▸ Instructions for the task:
Copy all of the material exactly. Pictures are not to appear in the copy.

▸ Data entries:
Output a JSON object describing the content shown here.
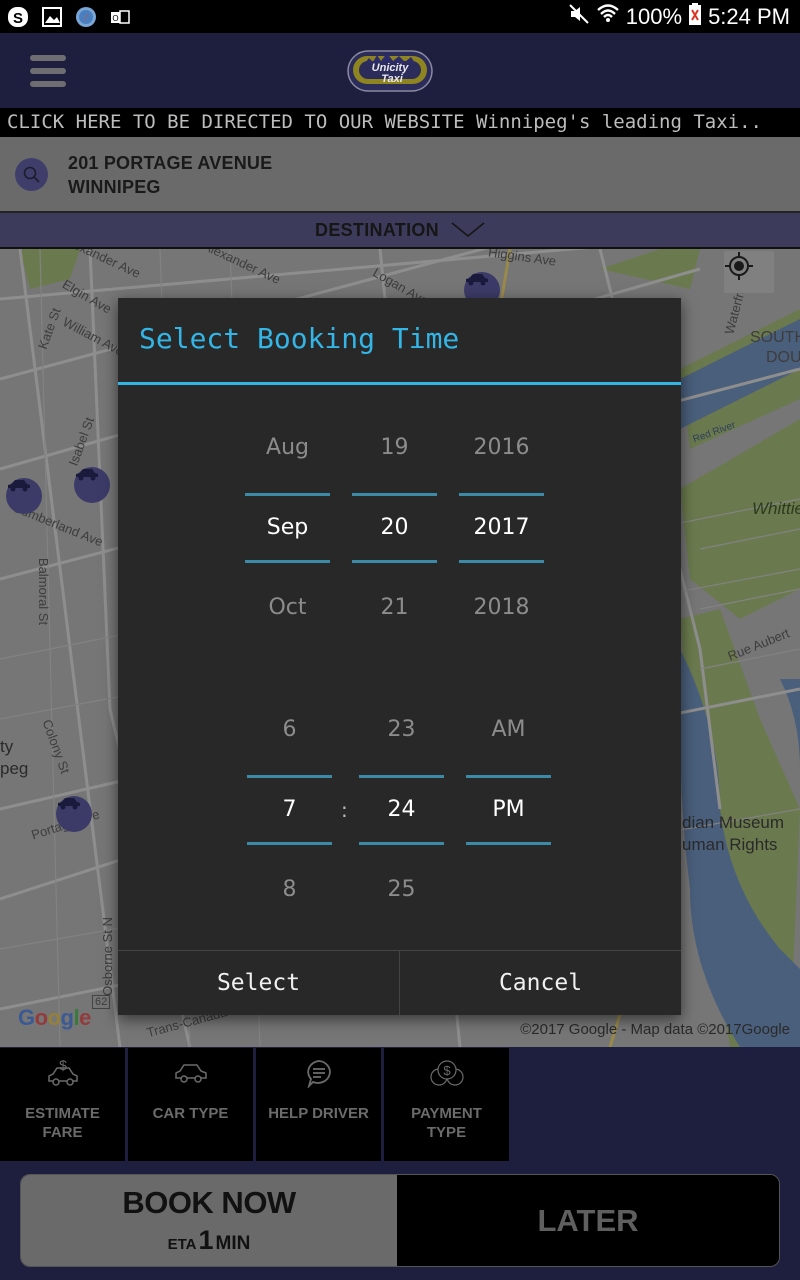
{
  "status_bar": {
    "notification_icons": [
      "skype-icon",
      "gallery-icon",
      "browser-icon",
      "outlook-icon"
    ],
    "battery": "100%",
    "time": "5:24 PM"
  },
  "app_bar": {
    "logo_text_top": "Unicity",
    "logo_text_bottom": "Taxi"
  },
  "ticker": {
    "text": "CLICK HERE TO BE DIRECTED TO OUR WEBSITE Winnipeg's leading Taxi.."
  },
  "pickup": {
    "line1": "201 PORTAGE AVENUE",
    "line2": "WINNIPEG"
  },
  "destination": {
    "label": "DESTINATION"
  },
  "map": {
    "labels": [
      "Higgins Ave",
      "Alexander Ave",
      "Logan Ave",
      "Elgin Ave",
      "William Ave",
      "Kate St",
      "Isabel St",
      "Cumberland Ave",
      "Balmoral St",
      "Colony St",
      "Portage Ave",
      "Osborne St N",
      "Waterfront Dr",
      "SOUTH",
      "DOU",
      "Red River",
      "Whittier",
      "Rue Aubert",
      "dian Museum",
      "uman Rights",
      "ty",
      "peg",
      "Trans-Canada Hwy",
      "62"
    ],
    "google_logo": "Google",
    "copyright": "©2017 Google - Map data ©2017Google"
  },
  "dialog": {
    "title": "Select Booking Time",
    "date": {
      "month": {
        "prev": "Aug",
        "selected": "Sep",
        "next": "Oct"
      },
      "day": {
        "prev": "19",
        "selected": "20",
        "next": "21"
      },
      "year": {
        "prev": "2016",
        "selected": "2017",
        "next": "2018"
      }
    },
    "time": {
      "hour": {
        "prev": "6",
        "selected": "7",
        "next": "8"
      },
      "separator": ":",
      "minute": {
        "prev": "23",
        "selected": "24",
        "next": "25"
      },
      "ampm": {
        "prev": "AM",
        "selected": "PM",
        "next": ""
      }
    },
    "select_label": "Select",
    "cancel_label": "Cancel"
  },
  "tools": [
    {
      "icon": "estimate-fare-icon",
      "label_line1": "ESTIMATE",
      "label_line2": "FARE"
    },
    {
      "icon": "car-icon",
      "label_line1": "CAR TYPE",
      "label_line2": ""
    },
    {
      "icon": "chat-icon",
      "label_line1": "HELP DRIVER",
      "label_line2": ""
    },
    {
      "icon": "coins-icon",
      "label_line1": "PAYMENT",
      "label_line2": "TYPE"
    }
  ],
  "booking": {
    "book_now_label": "BOOK NOW",
    "eta_prefix": "ETA",
    "eta_value": "1",
    "eta_unit": "MIN",
    "later_label": "LATER"
  },
  "colors": {
    "accent": "#33b5e5",
    "header_bg": "#1e1e3e",
    "picker_divider": "#3b8aa8",
    "dialog_bg": "#282828"
  }
}
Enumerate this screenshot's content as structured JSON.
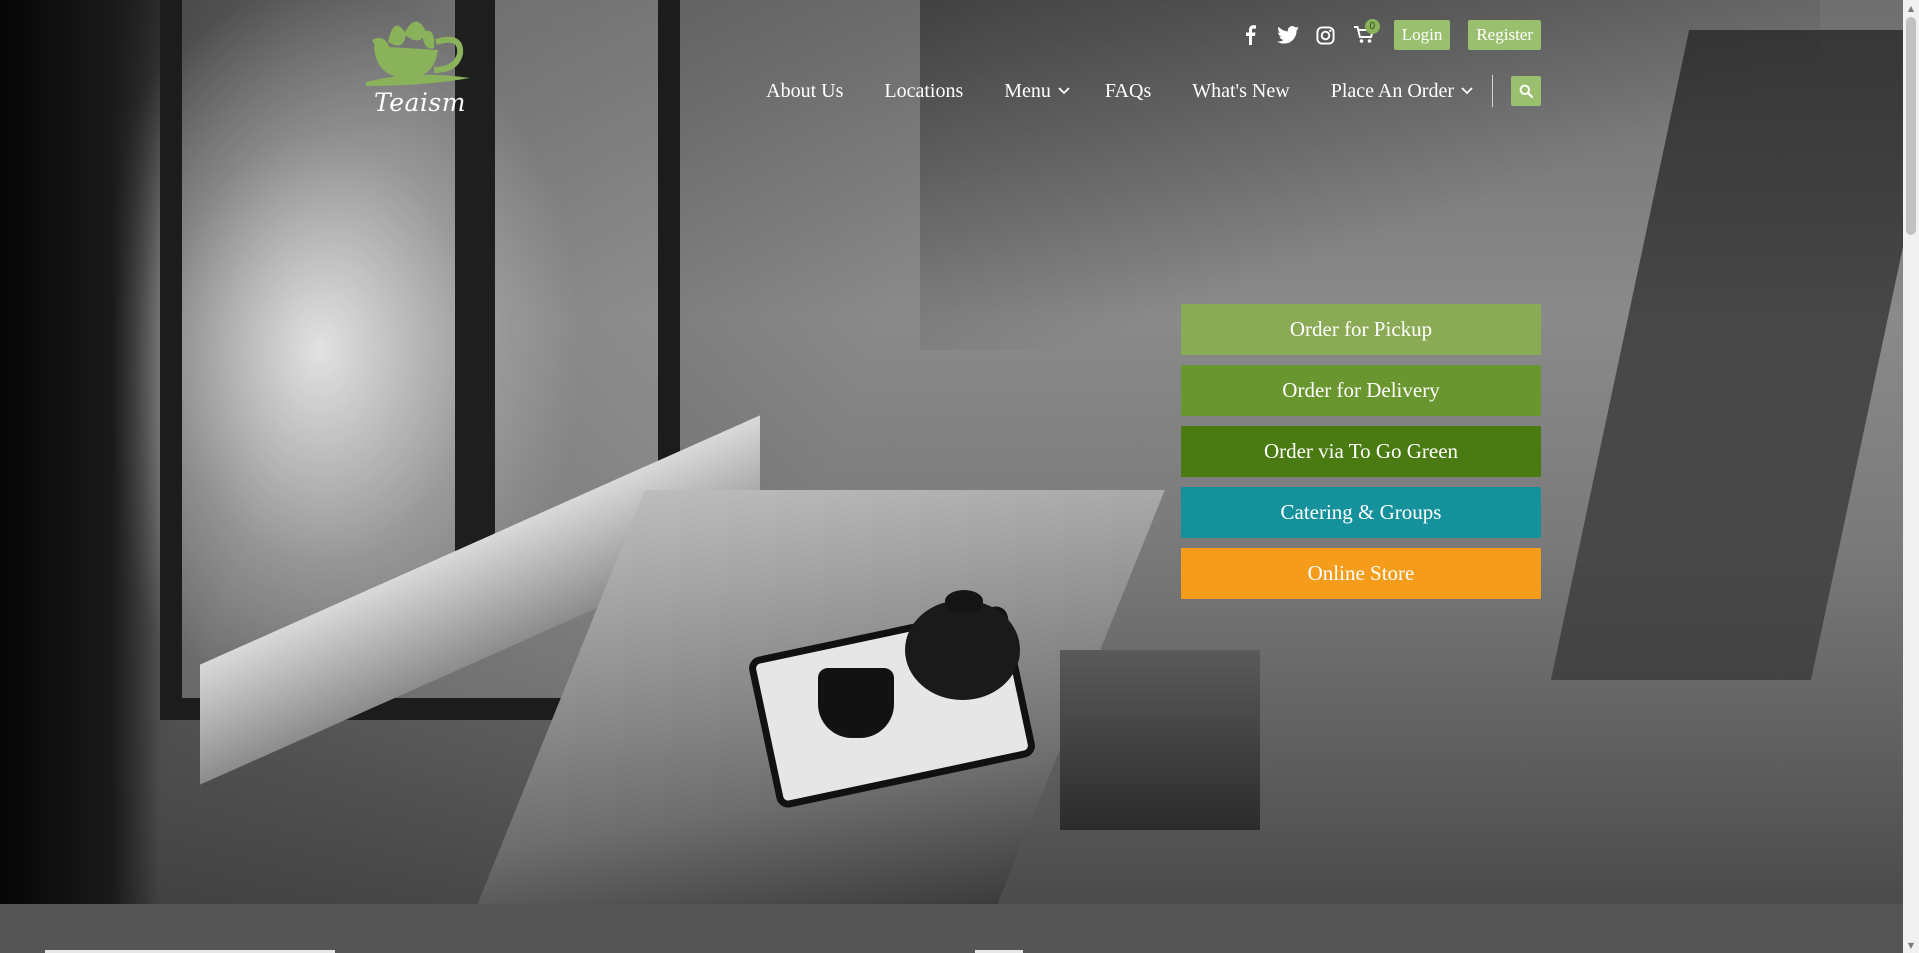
{
  "brand": {
    "logo_text": "Teaism",
    "logo_icon": "teacup-lotus-icon",
    "logo_color": "#8ab25a"
  },
  "topbar": {
    "social": [
      {
        "icon": "facebook-icon"
      },
      {
        "icon": "twitter-icon"
      },
      {
        "icon": "instagram-icon"
      }
    ],
    "cart": {
      "icon": "cart-icon",
      "count": "0"
    },
    "login_label": "Login",
    "register_label": "Register"
  },
  "nav": {
    "items": [
      {
        "label": "About Us",
        "dropdown": false
      },
      {
        "label": "Locations",
        "dropdown": false
      },
      {
        "label": "Menu",
        "dropdown": true
      },
      {
        "label": "FAQs",
        "dropdown": false
      },
      {
        "label": "What's New",
        "dropdown": false
      },
      {
        "label": "Place An Order",
        "dropdown": true
      }
    ],
    "search_icon": "search-icon"
  },
  "actions": [
    {
      "label": "Order for Pickup",
      "color": "#8aaa55"
    },
    {
      "label": "Order for Delivery",
      "color": "#6a9630"
    },
    {
      "label": "Order via To Go Green",
      "color": "#4a7a12"
    },
    {
      "label": "Catering & Groups",
      "color": "#14919b"
    },
    {
      "label": "Online Store",
      "color": "#f59d1a"
    }
  ],
  "colors": {
    "accent": "#9ac06f",
    "footer_band": "#555555"
  }
}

▸ The result:
Output a JSON object describing the content shown here.
{
  "status_bar": {
    "notification_icons": [
      "skype-icon",
      "gallery-icon",
      "browser-icon",
      "outlook-icon"
    ],
    "battery": "100%",
    "time": "5:24 PM"
  },
  "app_bar": {
    "logo_text_top": "Unicity",
    "logo_text_bottom": "Taxi"
  },
  "ticker": {
    "text": "CLICK HERE TO BE DIRECTED TO OUR WEBSITE Winnipeg's leading Taxi.."
  },
  "pickup": {
    "line1": "201 PORTAGE AVENUE",
    "line2": "WINNIPEG"
  },
  "destination": {
    "label": "DESTINATION"
  },
  "map": {
    "labels": [
      "Higgins Ave",
      "Alexander Ave",
      "Logan Ave",
      "Elgin Ave",
      "William Ave",
      "Kate St",
      "Isabel St",
      "Cumberland Ave",
      "Balmoral St",
      "Colony St",
      "Portage Ave",
      "Osborne St N",
      "Waterfront Dr",
      "SOUTH",
      "DOU",
      "Red River",
      "Whittier",
      "Rue Aubert",
      "dian Museum",
      "uman Rights",
      "ty",
      "peg",
      "Trans-Canada Hwy",
      "62"
    ],
    "google_logo": "Google",
    "copyright": "©2017 Google - Map data ©2017Google"
  },
  "dialog": {
    "title": "Select Booking Time",
    "date": {
      "month": {
        "prev": "Aug",
        "selected": "Sep",
        "next": "Oct"
      },
      "day": {
        "prev": "19",
        "selected": "20",
        "next": "21"
      },
      "year": {
        "prev": "2016",
        "selected": "2017",
        "next": "2018"
      }
    },
    "time": {
      "hour": {
        "prev": "6",
        "selected": "7",
        "next": "8"
      },
      "separator": ":",
      "minute": {
        "prev": "23",
        "selected": "24",
        "next": "25"
      },
      "ampm": {
        "prev": "AM",
        "selected": "PM",
        "next": ""
      }
    },
    "select_label": "Select",
    "cancel_label": "Cancel"
  },
  "tools": [
    {
      "icon": "estimate-fare-icon",
      "label_line1": "ESTIMATE",
      "label_line2": "FARE"
    },
    {
      "icon": "car-icon",
      "label_line1": "CAR TYPE",
      "label_line2": ""
    },
    {
      "icon": "chat-icon",
      "label_line1": "HELP DRIVER",
      "label_line2": ""
    },
    {
      "icon": "coins-icon",
      "label_line1": "PAYMENT",
      "label_line2": "TYPE"
    }
  ],
  "booking": {
    "book_now_label": "BOOK NOW",
    "eta_prefix": "ETA",
    "eta_value": "1",
    "eta_unit": "MIN",
    "later_label": "LATER"
  },
  "colors": {
    "accent": "#33b5e5",
    "header_bg": "#1e1e3e",
    "picker_divider": "#3b8aa8",
    "dialog_bg": "#282828"
  }
}
Enumerate this screenshot's content as structured JSON.
{
  "brand": {
    "logo_text": "Teaism",
    "logo_icon": "teacup-lotus-icon",
    "logo_color": "#8ab25a"
  },
  "topbar": {
    "social": [
      {
        "icon": "facebook-icon"
      },
      {
        "icon": "twitter-icon"
      },
      {
        "icon": "instagram-icon"
      }
    ],
    "cart": {
      "icon": "cart-icon",
      "count": "0"
    },
    "login_label": "Login",
    "register_label": "Register"
  },
  "nav": {
    "items": [
      {
        "label": "About Us",
        "dropdown": false
      },
      {
        "label": "Locations",
        "dropdown": false
      },
      {
        "label": "Menu",
        "dropdown": true
      },
      {
        "label": "FAQs",
        "dropdown": false
      },
      {
        "label": "What's New",
        "dropdown": false
      },
      {
        "label": "Place An Order",
        "dropdown": true
      }
    ],
    "search_icon": "search-icon"
  },
  "actions": [
    {
      "label": "Order for Pickup",
      "color": "#8aaa55"
    },
    {
      "label": "Order for Delivery",
      "color": "#6a9630"
    },
    {
      "label": "Order via To Go Green",
      "color": "#4a7a12"
    },
    {
      "label": "Catering & Groups",
      "color": "#14919b"
    },
    {
      "label": "Online Store",
      "color": "#f59d1a"
    }
  ],
  "colors": {
    "accent": "#9ac06f",
    "footer_band": "#555555"
  }
}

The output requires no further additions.